- [Goal] Note how many lines include the word "como", and give that number by itself.

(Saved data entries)
════

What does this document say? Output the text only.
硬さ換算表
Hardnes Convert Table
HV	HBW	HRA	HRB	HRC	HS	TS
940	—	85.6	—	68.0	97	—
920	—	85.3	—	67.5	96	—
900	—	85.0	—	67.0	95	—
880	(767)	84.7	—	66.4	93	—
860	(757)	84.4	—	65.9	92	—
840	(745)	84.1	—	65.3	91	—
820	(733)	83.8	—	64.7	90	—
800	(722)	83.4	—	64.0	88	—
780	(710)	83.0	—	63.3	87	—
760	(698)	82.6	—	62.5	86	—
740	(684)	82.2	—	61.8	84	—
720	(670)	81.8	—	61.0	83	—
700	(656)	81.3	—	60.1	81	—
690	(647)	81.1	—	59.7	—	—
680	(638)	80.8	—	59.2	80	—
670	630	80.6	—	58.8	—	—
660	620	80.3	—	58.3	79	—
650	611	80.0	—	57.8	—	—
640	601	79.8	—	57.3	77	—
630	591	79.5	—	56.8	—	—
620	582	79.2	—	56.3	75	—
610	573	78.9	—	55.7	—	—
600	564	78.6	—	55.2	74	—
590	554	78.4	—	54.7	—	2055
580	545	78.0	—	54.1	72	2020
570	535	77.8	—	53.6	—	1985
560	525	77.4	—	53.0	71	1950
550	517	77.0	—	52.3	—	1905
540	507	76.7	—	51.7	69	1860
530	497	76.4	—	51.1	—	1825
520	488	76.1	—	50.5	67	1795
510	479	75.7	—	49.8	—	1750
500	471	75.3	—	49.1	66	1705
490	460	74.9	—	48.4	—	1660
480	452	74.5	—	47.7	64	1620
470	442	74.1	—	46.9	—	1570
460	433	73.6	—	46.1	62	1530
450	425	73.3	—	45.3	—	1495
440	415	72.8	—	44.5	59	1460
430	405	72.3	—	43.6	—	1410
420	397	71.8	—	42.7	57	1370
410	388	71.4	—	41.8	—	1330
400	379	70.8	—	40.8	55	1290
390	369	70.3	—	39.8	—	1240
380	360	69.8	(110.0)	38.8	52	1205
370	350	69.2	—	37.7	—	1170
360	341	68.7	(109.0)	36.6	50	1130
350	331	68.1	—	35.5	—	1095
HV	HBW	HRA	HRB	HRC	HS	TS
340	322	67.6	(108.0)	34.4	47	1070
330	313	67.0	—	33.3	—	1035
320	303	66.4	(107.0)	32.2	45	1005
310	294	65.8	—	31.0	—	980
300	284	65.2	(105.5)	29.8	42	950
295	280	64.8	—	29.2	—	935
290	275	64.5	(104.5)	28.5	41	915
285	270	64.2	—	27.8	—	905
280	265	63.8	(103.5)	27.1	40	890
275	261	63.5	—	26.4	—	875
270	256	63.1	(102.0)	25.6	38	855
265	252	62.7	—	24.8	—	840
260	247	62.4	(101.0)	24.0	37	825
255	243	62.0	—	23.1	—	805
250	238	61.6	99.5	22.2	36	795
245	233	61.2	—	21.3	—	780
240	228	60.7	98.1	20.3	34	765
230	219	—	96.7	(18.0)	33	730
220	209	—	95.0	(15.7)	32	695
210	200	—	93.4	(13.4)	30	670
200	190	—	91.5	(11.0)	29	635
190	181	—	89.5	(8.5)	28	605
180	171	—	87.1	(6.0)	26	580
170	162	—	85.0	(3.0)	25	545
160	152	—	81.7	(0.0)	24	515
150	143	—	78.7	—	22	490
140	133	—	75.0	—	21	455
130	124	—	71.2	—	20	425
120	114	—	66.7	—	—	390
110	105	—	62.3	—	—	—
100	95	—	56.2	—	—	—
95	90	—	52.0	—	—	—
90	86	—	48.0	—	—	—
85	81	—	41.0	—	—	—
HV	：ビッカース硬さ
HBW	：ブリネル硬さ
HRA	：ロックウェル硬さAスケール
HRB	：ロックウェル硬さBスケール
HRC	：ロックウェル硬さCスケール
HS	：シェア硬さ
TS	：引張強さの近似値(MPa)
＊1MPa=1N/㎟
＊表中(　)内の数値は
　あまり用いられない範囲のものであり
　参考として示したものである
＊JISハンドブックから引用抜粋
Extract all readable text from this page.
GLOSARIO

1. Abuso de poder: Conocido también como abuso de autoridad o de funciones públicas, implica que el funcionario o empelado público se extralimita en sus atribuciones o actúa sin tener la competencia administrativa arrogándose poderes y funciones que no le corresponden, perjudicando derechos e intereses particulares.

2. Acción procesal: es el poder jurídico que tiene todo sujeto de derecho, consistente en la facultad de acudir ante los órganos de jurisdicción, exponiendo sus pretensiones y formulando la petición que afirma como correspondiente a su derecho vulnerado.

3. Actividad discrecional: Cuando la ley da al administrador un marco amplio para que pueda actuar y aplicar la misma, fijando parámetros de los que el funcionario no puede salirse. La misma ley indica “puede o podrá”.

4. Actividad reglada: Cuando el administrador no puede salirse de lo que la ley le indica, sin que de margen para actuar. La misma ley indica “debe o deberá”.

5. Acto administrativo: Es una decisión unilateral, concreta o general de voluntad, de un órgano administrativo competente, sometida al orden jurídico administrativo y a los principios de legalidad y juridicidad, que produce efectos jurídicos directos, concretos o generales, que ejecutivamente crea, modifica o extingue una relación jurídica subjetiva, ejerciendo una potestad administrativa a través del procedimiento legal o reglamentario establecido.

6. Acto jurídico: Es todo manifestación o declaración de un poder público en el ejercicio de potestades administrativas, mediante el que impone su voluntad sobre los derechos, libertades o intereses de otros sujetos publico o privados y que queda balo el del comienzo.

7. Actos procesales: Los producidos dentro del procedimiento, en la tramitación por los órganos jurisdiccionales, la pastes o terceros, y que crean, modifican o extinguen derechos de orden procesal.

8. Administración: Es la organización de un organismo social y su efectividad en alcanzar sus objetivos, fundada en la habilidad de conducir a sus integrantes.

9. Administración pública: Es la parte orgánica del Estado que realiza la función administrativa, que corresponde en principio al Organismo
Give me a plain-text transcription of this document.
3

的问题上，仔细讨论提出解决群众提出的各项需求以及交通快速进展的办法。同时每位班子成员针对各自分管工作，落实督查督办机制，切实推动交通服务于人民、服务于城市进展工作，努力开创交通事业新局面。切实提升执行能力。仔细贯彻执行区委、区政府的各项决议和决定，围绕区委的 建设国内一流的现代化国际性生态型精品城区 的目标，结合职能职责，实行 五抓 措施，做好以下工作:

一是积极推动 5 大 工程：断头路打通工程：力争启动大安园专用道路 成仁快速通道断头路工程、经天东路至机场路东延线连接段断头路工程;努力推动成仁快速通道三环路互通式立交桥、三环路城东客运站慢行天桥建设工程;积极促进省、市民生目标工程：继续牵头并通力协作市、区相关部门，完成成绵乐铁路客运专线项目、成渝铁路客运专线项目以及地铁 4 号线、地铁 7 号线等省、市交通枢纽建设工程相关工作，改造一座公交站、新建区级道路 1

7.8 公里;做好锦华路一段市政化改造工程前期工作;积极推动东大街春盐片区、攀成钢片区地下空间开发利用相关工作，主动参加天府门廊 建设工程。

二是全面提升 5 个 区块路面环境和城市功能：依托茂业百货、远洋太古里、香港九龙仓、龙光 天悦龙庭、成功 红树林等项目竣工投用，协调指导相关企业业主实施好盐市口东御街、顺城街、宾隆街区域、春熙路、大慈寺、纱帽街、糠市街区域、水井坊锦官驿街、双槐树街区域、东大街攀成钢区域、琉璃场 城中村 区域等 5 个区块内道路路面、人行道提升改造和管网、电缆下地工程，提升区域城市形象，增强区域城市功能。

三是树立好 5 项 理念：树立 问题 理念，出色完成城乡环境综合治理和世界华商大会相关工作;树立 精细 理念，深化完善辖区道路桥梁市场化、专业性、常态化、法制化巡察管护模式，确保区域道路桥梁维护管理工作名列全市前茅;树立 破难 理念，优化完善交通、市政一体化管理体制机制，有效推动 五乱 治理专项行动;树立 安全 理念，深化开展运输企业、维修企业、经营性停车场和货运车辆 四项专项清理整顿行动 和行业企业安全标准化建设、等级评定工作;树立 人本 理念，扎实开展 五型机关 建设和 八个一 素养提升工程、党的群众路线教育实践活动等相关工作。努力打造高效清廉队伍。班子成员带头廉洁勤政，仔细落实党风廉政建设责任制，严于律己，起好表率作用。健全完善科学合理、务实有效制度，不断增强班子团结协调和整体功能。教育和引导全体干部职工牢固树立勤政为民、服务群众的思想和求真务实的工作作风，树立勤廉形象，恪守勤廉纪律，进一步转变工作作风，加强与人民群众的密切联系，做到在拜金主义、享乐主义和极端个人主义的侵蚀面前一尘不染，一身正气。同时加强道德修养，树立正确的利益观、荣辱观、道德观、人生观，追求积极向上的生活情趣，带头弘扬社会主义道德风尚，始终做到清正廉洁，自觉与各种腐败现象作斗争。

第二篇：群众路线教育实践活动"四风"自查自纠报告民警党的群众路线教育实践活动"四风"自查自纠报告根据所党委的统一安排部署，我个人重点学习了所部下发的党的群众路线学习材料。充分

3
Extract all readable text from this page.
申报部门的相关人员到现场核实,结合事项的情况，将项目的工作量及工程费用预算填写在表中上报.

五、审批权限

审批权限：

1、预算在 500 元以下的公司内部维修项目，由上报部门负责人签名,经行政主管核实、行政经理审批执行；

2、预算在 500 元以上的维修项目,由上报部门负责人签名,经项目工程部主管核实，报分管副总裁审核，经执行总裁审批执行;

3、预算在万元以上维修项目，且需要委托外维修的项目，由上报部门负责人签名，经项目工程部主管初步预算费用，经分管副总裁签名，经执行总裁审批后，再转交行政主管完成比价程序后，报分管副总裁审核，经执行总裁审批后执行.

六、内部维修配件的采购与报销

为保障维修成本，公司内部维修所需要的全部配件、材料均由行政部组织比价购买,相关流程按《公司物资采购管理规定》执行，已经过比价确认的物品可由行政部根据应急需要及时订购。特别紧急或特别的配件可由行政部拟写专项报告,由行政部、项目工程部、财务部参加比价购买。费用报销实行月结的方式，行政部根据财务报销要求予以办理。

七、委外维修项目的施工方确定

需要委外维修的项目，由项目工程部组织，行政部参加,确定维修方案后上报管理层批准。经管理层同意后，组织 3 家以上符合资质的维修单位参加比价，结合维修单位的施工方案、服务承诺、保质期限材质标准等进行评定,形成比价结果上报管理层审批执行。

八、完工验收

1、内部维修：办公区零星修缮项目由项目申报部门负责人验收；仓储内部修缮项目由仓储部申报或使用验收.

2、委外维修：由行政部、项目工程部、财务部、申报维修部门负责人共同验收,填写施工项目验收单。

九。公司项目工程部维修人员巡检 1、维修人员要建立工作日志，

════

- [Response for this exercise] 2